- (a)was required to appear at a time and place fixed for the hearing of the complaint, namely 15 September 2014, by notice of an adjournment given to the applicant a reasonable time before the date fixed for the hearing of the complaint[7]; and
- (b)did not appear at the time and place fixed for the hearing of the complaint.[8]
- (a)
- [29]The applicant has not indicated that she did not receive the notice of adjournment and acknowledges that she chose not to appear at the hearing on 15 September 2014. In those circumstances, pursuant to the provisions of s 142A(4), the learned magistrate was entitled to proceed to hear the matter ex parte.
- [30]The applicant has not produced any evidence to the effect, or even claimed in submissions, that she is not guilty and has been wrongly convicted. There is, therefore, nothing on which the viability or strength of her appeal against the order of the magistrate can be assessed. Rather, she appears to argue that she was simply denied an opportunity to be heard because of the operation of s 142A(4) of the Justices Act.
- [31]If the remedy that the applicant seeks from her appeal is the opportunity to be heard, then she had a right to seek a rehearing pursuant to s 142A(12) of the Justices Act within two months after the magistrate’s order of conviction was made. When questioned as to why she did not avail herself of the provisions of s 142A(12), she replied, from the bar table, that she chose not to and that she chose to proceed by way of appeal.
- [32]Putting that to one side however, the applicant bears the onus of demonstrating that a miscarriage of justice would potentially occur if the extension of time was not granted. The applicant however has not provided any evidence or even raised any factual assertions which would, or even could, demonstrate that she has a chance of acquittal at trial.
- [33]Rather, the applicant appears to wish to run this matter as a test case to argue the invalidity of s 142A(4) of the Justices Act on an argument based on the Kable principle.
- [34]However, the validity or otherwise of s 142A(4) is irrelevant in an application for an extension of time, because in such an application the applicant is required to demonstrate that the conviction resulted in an injustice or a potential injustice. In this matter the applicant has made no attempt to do that in any of the voluminous material upon which she relies. She has placed nothing before the Court to show (or even suggest) that a miscarriage of justice in that regard has occurred. In fact, even if her appeal was successful, the inevitable outcome would be that the matter would be remitted to the Magistrates Court for rehearing. Given that the applicant has placed no material before the Court demonstrating that her conviction resulted in an injustice, the only inference open is that upon a rehearing the same outcome would result.
Conclusion
- [35]The applicant has failed to show any good reason to account for the delay and has not demonstrated that it would be in the interests of justice to grant the extension of time sought.
Order
- The application for leave to extend the time to file a notice of appeal is refused.
- The Notice of Appeal is dismissed.
- [36]I will hear the parties as to costs.
Footnotes
[1] [1999] 2 Qd R 667.
[2] At [29].
[3] The applicant is admitted as a barrister and is no stranger to litigation as a litigant in person. The applicant represented herself in the following matters before the courts in recent times: Ban v The Public Trustee of Queensland [2015] QCA 18; Ban v Dunne [2014] QDC 232; The Public Trustee of Queensland (as litigation guardian for ADF) v Ban & Anor [2012] QSC 255; The Public Trustee of Queensland (as litigation guardian for ADF) v Ban (No 2) [2012] QSC 97; The Public Trustee of Queensland (as litigation guardian for TAA) v Ban [2012] QCA 85; Ban v The Public Trustee of Queensland as litigation guardian for TAA [2012] QCA 93; Ban v The Public Trustee of Queensland (as litigation guardian for ADF) v Ban and Black [2011] QSC 380. The matter of Ban v Dunne [2014] QDC 232 was a matter which itself was a s 222 appeal filed out of time.
[4] At p 669[8].
[5] [2007] QCA 178 at [28], citing the judgment of Muir J in Beil v Mansell (No 1) [2006] 2 Qd R 199.
[6] Kable v Director of Public Prosecutions (NSW) (1996) 189 CLR 51.
[7] See s 142A(4)(b)(iii) of the Justices Act.
[8] See s 142A(4)(c) of the Justices Act.

*RECORDS SUPPLIED*.
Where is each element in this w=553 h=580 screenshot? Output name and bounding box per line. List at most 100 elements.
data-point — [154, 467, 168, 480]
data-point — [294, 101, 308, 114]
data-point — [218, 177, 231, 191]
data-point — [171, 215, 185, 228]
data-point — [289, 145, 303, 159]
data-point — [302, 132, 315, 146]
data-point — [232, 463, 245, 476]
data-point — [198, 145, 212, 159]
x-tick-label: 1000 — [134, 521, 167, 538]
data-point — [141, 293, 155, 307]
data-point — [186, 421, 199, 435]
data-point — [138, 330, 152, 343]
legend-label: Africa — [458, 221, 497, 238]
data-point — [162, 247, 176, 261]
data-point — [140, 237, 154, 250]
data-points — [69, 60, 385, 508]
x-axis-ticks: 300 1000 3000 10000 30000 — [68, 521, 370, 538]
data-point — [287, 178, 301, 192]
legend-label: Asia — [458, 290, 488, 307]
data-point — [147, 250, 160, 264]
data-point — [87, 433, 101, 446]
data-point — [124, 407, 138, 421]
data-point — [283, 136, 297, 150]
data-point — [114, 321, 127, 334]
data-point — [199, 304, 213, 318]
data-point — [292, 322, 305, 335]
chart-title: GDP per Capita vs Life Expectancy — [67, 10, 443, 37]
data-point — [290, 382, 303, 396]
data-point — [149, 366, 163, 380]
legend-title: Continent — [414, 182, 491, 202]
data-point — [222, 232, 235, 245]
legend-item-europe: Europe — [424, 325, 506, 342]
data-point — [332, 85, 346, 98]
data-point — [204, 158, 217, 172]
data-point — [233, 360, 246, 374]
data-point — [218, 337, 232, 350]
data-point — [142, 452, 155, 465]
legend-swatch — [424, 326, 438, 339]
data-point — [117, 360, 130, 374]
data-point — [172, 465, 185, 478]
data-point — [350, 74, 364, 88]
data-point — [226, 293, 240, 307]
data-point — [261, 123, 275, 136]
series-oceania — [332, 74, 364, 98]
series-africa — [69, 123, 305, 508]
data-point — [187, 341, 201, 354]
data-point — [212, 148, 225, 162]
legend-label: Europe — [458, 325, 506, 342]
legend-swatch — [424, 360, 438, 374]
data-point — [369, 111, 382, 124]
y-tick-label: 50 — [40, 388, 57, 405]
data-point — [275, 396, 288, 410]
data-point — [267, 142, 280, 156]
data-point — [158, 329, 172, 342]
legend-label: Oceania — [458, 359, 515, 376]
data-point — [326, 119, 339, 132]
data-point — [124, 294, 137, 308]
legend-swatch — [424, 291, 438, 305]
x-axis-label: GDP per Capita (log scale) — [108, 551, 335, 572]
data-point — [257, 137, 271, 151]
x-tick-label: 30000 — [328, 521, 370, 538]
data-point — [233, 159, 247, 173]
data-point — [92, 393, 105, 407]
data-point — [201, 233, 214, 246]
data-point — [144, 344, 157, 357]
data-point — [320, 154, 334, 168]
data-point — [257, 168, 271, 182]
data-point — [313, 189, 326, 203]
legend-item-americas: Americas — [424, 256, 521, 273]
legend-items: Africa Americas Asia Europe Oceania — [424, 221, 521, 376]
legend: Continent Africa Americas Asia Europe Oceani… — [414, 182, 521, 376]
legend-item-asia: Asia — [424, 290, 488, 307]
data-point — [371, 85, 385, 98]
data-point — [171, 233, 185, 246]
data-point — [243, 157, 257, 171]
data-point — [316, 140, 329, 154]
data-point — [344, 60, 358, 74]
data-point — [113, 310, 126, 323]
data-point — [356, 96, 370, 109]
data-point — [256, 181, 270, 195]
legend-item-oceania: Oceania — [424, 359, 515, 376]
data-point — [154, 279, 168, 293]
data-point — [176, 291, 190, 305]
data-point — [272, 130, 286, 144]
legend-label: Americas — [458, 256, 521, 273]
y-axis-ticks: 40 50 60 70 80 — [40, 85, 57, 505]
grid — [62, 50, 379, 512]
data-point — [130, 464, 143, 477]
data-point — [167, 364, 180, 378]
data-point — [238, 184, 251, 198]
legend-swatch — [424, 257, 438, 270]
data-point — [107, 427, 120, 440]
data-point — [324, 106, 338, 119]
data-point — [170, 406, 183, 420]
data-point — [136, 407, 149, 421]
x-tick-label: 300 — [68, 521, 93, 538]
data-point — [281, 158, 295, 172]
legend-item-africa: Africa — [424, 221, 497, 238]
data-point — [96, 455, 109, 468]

*INSTRUCTIONS FOR THE TASK*.
Reproduce the judgment excerpt between "[5] [2007] QCA" and "142A(4)(b)(iii) of the Justices Act.", inclusive, swapping "Director of Public Prosecutions" for "DPP".

*TASK SOLUTION*.
[5] [2007] QCA 178 at [28], citing the judgment of Muir J in Beil v Mansell (No 1) [2006] 2 Qd R 199.
[6] Kable v DPP (NSW) (1996) 189 CLR 51.
[7] See s 142A(4)(b)(iii) of the Justices Act.